(Input rows):
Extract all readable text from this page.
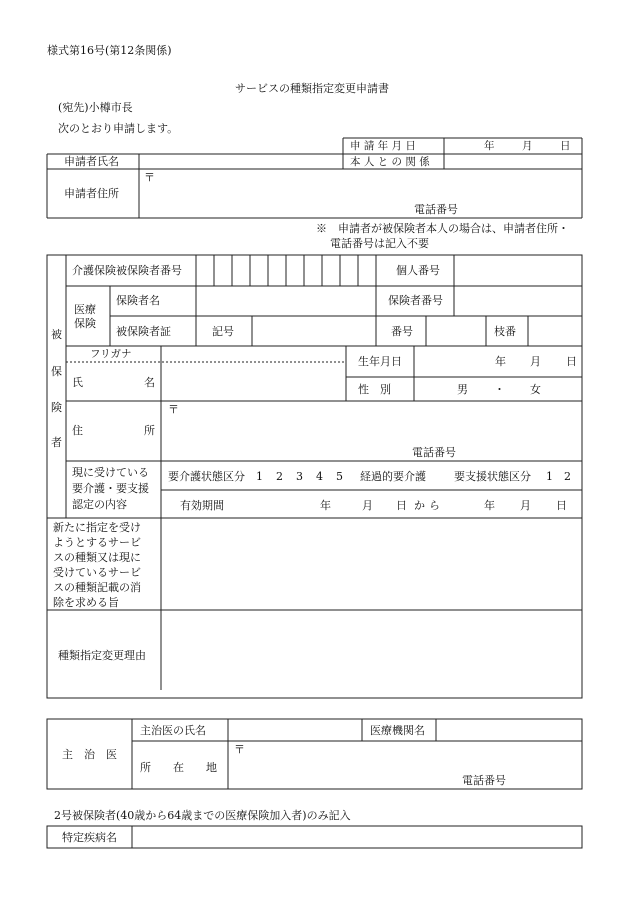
様式第16号(第12条関係)
サービスの種類指定変更申請書
(宛先)小樽市長
次のとおり申請します。
申 請 年 月 日	年	月	日
申請者氏名	本 人 と の 関 係
申請者住所
〒
電話番号
※　申請者が被保険者本人の場合は、申請者住所・
電話番号は記入不要
被
保
険
者
介護保険被保険者番号	個人番号
医療
保険
保険者名	保険者番号
被保険者証	記号	番号	枝番
フリガナ
氏	名
生年月日	年 月 日
性　別	男 ・ 女
住	所
〒
電話番号
現に受けている
要介護・要支援
認定の内容
要介護状態区分 1 2 3 4 5 経過的要介護	要支援状態区分 1 2
有効期間	年	月 日 から	年 月 日
新たに指定を受け
ようとするサービ
スの種類又は現に
受けているサービ
スの種類記載の消
除を求める旨
種類指定変更理由
主　治　医
主治医の氏名	医療機関名
所　　在　　地
〒
電話番号
2号被保険者(40歳から64歳までの医療保険加入者)のみ記入
特定疾病名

(Directive): Each line in the records above should be reproduced exactly; images are not copied.

(Final result):
Extract all readable text from this page.
様式第16号(第12条関係)
サービスの種類指定変更申請書
(宛先)小樽市長
次のとおり申請します。
申 請 年 月 日	年	月	日
申請者氏名	本 人 と の 関 係
申請者住所
〒
電話番号
※　申請者が被保険者本人の場合は、申請者住所・
電話番号は記入不要
被
保
険
者
介護保険被保険者番号	個人番号
医療
保険
保険者名	保険者番号
被保険者証	記号	番号	枝番
フリガナ
氏	名
生年月日	年 月 日
性　別	男 ・ 女
住	所
〒
電話番号
現に受けている
要介護・要支援
認定の内容
要介護状態区分 1 2 3 4 5 経過的要介護	要支援状態区分 1 2
有効期間	年	月 日 から	年 月 日
新たに指定を受け
ようとするサービ
スの種類又は現に
受けているサービ
スの種類記載の消
除を求める旨
種類指定変更理由
主　治　医
主治医の氏名	医療機関名
所　　在　　地
〒
電話番号
2号被保険者(40歳から64歳までの医療保険加入者)のみ記入
特定疾病名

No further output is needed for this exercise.